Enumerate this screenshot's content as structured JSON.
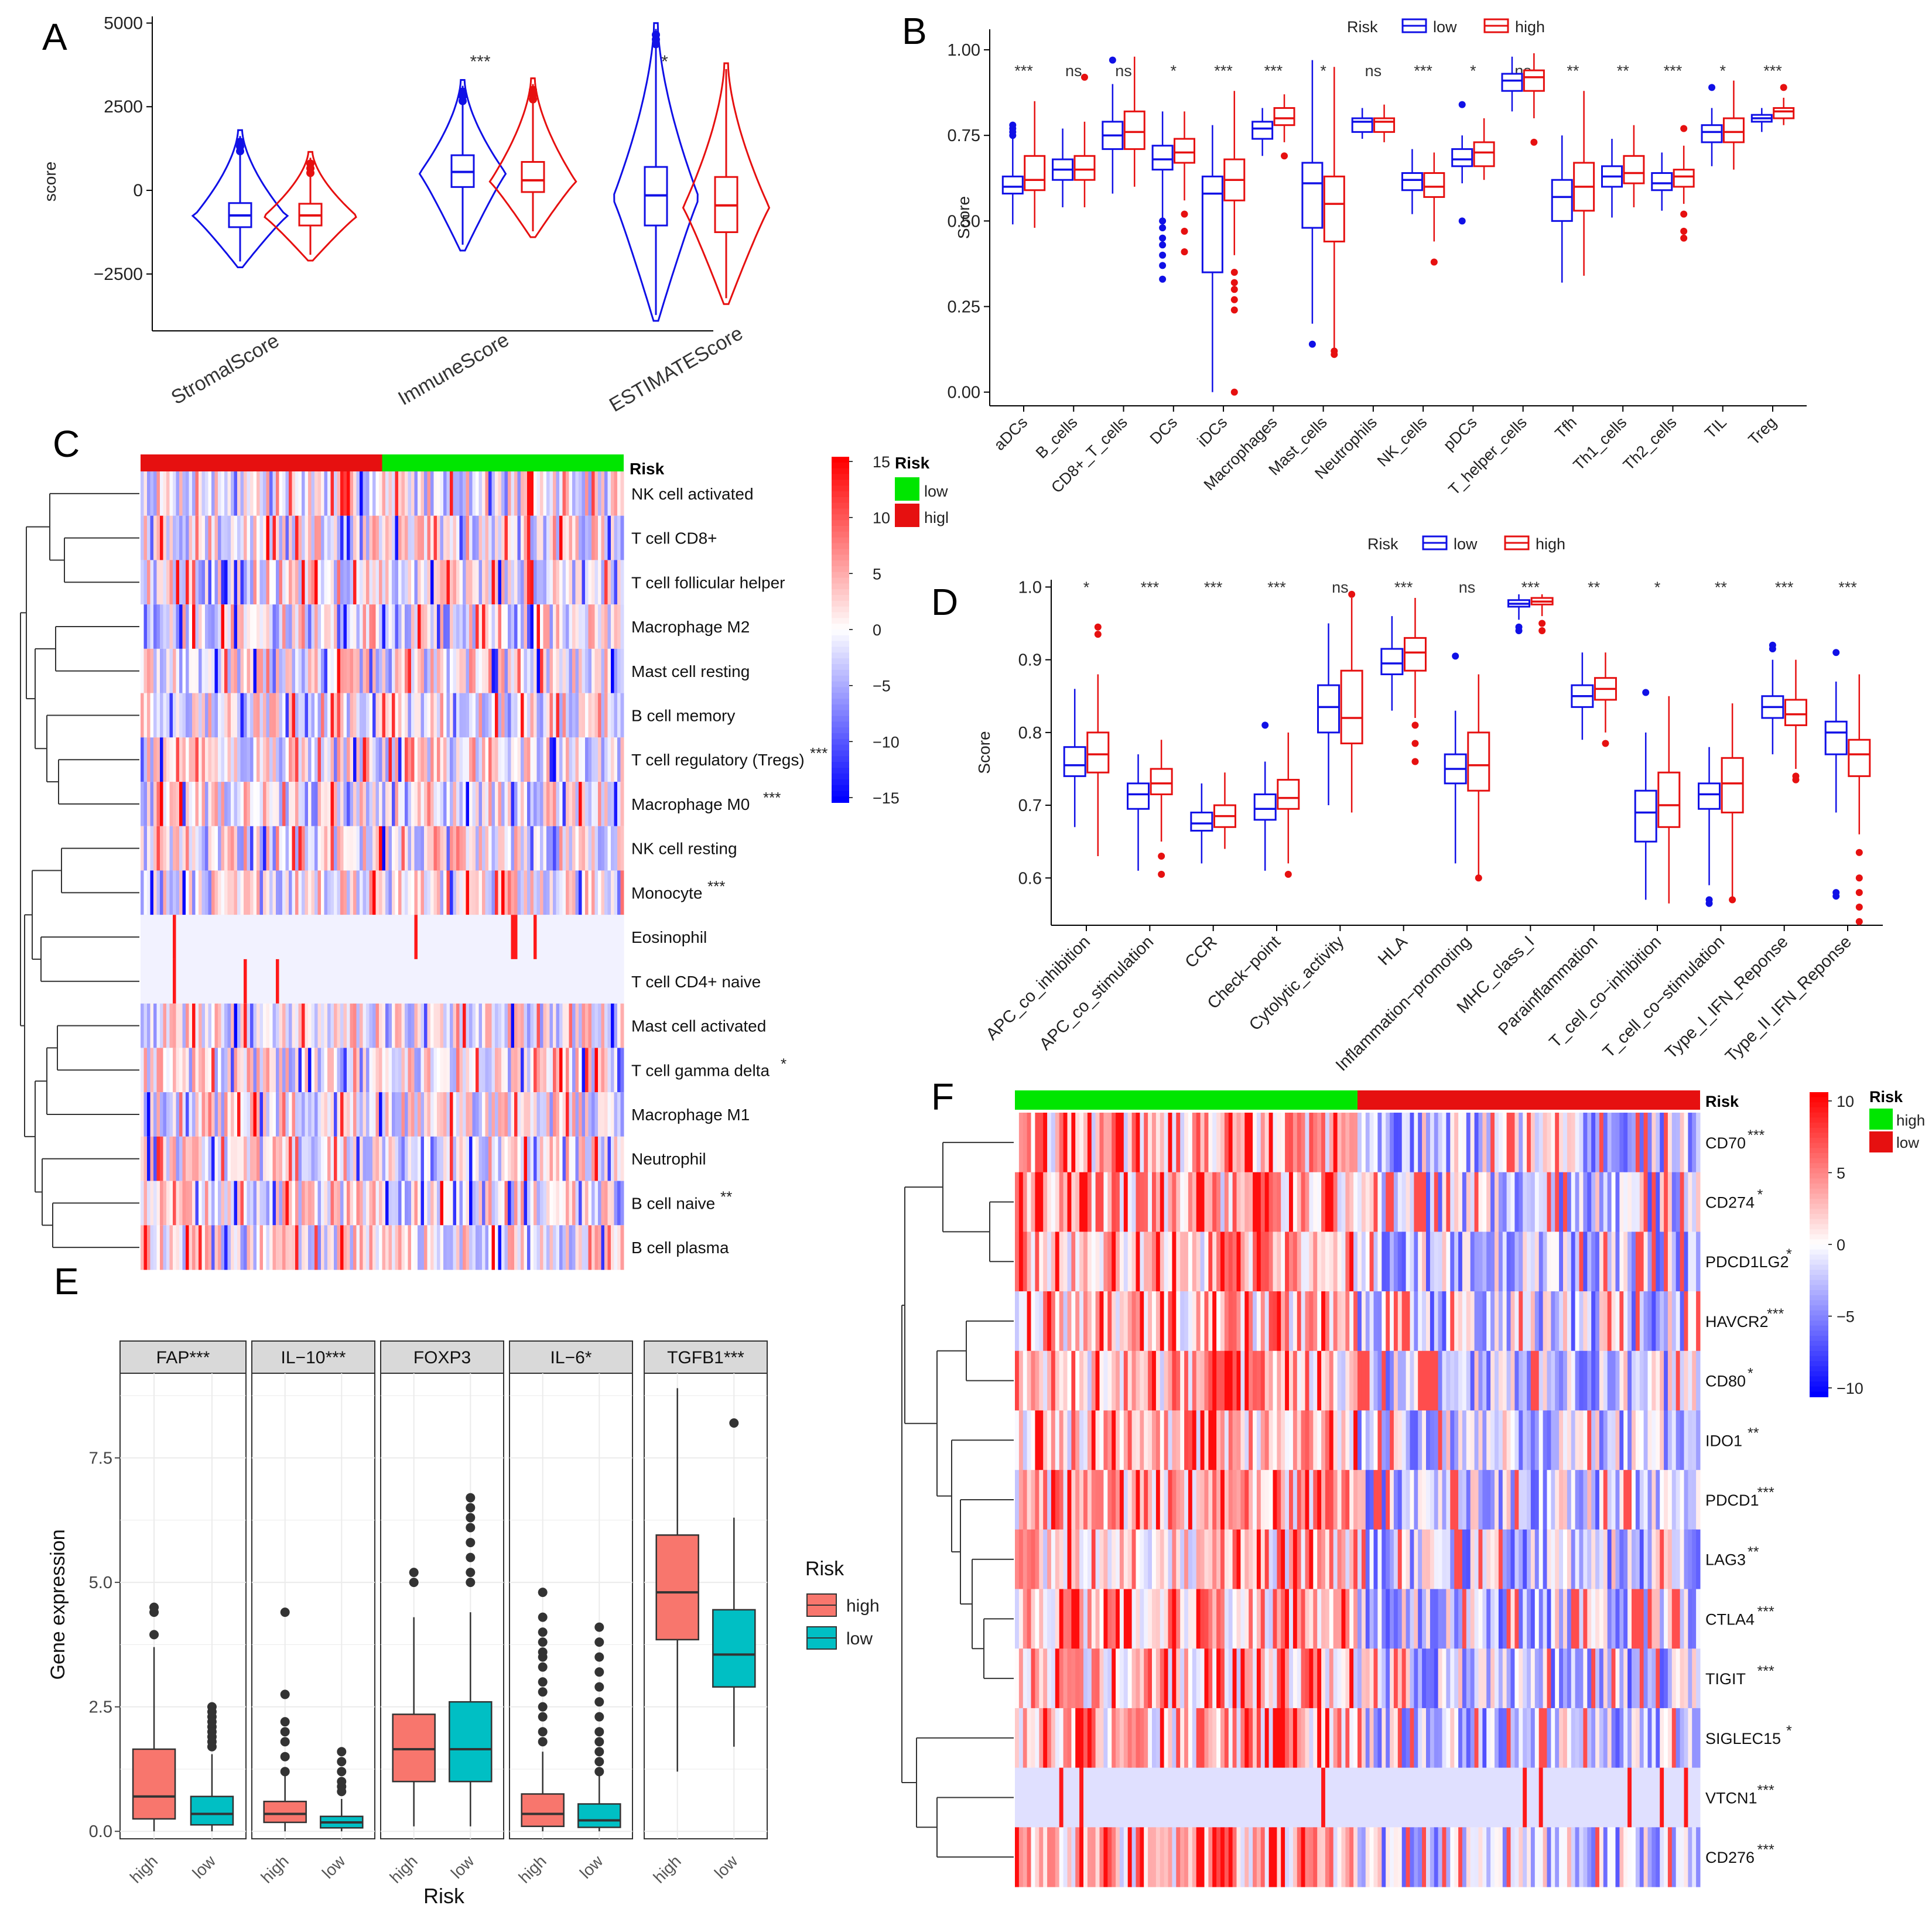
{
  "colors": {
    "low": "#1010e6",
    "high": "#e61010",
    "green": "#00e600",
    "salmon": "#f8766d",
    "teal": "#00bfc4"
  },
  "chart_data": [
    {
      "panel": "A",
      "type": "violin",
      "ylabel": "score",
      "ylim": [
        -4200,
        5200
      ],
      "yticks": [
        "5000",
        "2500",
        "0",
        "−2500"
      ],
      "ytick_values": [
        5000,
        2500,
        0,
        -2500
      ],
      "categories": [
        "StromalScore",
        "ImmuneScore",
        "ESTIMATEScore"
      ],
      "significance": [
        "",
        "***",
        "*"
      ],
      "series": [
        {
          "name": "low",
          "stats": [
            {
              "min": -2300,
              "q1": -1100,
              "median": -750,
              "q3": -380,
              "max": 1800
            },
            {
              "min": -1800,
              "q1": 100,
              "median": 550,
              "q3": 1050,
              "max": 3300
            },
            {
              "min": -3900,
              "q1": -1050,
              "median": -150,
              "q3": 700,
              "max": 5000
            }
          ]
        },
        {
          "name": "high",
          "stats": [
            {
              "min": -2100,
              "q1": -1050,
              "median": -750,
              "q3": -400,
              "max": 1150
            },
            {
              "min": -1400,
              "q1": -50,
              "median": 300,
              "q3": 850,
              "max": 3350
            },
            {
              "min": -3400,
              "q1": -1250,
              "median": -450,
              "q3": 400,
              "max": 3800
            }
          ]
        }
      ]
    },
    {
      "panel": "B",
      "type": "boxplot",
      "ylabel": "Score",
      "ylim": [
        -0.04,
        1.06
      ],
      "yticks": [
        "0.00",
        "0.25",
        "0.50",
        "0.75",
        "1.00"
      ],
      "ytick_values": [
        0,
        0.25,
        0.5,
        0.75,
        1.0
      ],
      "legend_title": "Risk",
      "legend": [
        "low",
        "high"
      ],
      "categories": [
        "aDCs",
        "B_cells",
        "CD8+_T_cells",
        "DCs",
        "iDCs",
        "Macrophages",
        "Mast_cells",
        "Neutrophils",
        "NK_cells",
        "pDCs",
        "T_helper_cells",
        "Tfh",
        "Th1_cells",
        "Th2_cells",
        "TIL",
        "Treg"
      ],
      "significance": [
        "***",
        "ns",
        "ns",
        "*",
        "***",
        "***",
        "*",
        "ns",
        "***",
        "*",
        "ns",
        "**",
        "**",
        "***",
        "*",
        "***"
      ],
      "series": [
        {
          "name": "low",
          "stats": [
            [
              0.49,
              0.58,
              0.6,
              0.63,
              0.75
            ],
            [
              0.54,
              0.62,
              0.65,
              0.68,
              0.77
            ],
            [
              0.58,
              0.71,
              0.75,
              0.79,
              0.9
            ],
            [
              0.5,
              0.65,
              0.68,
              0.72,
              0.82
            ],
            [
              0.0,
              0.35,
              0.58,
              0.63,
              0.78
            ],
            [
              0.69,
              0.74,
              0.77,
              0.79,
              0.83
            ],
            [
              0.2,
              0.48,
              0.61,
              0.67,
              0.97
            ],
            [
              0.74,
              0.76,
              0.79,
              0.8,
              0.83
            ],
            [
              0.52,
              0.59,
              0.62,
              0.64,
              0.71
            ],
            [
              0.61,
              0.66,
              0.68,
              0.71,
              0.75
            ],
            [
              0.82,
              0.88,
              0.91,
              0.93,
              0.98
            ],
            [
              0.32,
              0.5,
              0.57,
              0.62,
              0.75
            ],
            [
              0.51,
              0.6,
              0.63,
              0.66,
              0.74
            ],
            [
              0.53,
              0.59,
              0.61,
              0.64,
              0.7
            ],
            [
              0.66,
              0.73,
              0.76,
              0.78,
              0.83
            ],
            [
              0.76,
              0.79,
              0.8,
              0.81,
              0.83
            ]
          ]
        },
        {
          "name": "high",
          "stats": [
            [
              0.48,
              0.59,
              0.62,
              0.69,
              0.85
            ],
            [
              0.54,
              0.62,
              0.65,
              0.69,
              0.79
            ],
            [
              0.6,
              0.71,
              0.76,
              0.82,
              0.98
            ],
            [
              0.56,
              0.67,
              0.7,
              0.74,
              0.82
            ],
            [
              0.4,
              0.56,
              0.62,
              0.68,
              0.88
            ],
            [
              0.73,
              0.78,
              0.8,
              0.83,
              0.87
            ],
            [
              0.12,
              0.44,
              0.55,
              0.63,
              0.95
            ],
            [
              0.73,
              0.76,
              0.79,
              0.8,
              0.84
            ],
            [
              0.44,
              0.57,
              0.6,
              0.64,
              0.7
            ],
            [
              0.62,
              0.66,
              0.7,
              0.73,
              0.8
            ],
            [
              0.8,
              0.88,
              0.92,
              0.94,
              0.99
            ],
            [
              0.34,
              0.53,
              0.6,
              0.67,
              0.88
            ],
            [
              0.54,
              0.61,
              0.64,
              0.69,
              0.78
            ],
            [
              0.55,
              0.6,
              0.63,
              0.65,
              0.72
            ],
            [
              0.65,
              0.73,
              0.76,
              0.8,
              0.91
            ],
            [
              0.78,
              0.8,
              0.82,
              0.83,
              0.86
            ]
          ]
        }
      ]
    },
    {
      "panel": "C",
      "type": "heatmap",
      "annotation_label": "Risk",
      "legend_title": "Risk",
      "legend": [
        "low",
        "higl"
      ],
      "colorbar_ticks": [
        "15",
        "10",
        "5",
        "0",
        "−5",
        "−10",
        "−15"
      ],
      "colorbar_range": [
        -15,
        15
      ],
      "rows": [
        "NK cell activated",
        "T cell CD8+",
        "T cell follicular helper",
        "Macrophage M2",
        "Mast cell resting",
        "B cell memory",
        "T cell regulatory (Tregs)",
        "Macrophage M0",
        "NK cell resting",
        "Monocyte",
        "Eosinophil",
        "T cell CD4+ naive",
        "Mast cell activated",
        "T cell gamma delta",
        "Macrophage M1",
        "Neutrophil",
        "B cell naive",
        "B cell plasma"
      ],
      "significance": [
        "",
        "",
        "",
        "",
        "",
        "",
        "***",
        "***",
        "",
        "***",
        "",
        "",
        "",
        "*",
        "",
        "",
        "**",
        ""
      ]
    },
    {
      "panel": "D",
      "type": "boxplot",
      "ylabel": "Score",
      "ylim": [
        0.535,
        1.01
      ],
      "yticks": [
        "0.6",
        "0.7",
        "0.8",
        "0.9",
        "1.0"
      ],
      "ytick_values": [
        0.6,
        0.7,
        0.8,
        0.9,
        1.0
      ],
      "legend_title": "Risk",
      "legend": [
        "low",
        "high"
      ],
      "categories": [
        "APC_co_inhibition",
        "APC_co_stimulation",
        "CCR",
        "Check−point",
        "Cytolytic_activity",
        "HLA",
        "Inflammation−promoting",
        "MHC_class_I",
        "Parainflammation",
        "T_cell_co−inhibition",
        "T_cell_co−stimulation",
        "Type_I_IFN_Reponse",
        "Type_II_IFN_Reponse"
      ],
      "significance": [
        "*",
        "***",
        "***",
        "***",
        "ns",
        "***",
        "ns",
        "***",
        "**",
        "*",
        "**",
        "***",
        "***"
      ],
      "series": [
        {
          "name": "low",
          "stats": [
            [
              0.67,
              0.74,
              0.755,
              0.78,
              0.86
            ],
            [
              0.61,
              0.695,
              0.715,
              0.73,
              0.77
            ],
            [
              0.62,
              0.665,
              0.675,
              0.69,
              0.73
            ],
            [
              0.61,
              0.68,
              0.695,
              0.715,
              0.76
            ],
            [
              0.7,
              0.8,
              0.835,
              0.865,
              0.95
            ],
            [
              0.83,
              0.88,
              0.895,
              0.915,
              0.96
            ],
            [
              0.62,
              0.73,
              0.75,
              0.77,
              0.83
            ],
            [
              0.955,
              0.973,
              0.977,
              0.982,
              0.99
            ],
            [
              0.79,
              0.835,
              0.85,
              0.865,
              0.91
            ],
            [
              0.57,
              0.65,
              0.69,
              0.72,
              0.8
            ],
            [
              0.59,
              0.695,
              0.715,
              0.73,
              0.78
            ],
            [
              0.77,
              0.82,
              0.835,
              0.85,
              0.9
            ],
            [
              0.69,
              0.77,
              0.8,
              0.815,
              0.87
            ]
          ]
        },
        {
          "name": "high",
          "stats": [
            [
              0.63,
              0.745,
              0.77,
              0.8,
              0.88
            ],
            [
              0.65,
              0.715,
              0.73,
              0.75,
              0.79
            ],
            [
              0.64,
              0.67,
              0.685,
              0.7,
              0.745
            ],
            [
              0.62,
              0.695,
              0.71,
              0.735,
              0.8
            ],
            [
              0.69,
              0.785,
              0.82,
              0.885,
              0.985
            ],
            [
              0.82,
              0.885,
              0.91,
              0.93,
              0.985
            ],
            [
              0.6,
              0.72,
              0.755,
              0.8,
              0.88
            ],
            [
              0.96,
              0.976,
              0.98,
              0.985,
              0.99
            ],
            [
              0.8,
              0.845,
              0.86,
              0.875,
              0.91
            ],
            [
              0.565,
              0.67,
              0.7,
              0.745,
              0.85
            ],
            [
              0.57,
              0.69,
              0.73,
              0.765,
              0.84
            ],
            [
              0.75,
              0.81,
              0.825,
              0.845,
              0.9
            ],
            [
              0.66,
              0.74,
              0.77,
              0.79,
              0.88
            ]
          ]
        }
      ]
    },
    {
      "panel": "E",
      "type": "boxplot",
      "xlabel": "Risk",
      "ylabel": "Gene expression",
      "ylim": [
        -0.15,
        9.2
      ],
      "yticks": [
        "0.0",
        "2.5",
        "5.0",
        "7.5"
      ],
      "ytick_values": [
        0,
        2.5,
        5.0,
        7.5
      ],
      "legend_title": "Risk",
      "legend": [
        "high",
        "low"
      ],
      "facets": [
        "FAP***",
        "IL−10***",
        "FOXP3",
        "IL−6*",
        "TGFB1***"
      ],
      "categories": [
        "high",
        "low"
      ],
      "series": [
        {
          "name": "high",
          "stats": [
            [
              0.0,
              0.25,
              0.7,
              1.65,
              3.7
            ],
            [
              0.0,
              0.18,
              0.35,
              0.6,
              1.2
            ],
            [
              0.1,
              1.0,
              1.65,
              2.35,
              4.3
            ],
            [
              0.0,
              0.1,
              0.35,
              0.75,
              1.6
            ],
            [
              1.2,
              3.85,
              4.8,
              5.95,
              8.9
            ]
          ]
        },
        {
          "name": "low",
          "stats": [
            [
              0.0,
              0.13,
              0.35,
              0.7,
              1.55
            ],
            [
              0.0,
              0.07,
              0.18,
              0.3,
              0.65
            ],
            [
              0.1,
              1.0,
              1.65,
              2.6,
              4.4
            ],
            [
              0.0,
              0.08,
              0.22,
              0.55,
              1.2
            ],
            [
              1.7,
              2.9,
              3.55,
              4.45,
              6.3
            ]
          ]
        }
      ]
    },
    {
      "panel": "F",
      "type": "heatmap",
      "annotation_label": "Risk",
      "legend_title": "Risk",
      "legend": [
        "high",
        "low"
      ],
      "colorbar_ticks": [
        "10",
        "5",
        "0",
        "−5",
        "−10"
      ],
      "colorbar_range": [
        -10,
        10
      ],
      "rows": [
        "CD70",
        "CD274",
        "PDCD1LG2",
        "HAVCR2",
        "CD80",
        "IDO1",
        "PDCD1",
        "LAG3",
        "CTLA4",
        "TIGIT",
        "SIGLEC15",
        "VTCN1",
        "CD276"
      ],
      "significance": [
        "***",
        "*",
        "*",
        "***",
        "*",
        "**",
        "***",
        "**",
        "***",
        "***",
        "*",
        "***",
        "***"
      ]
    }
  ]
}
###
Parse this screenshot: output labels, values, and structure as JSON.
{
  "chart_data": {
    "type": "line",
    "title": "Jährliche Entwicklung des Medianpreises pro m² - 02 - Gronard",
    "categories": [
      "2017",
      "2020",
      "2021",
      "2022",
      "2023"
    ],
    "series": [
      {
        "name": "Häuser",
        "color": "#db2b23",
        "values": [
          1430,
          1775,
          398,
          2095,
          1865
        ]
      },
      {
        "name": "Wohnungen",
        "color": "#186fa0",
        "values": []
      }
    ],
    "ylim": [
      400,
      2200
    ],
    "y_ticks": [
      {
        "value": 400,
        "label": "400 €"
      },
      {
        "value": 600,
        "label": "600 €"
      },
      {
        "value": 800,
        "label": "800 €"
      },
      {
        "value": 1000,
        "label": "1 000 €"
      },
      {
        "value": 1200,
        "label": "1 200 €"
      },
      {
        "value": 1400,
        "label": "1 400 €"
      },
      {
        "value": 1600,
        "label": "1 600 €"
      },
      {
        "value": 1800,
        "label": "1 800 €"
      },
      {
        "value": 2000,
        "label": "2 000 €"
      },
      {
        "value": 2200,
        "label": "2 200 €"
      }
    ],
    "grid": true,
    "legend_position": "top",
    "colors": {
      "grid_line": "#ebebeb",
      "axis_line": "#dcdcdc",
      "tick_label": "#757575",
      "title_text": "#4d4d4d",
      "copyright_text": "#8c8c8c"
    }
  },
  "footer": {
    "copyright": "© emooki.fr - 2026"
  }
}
###
REQUIREMENT -> Show all lines from the records above where the word "activated" occurs.

SOLVED EXERCISE ->
        "NK cell activated",
        "Mast cell activated",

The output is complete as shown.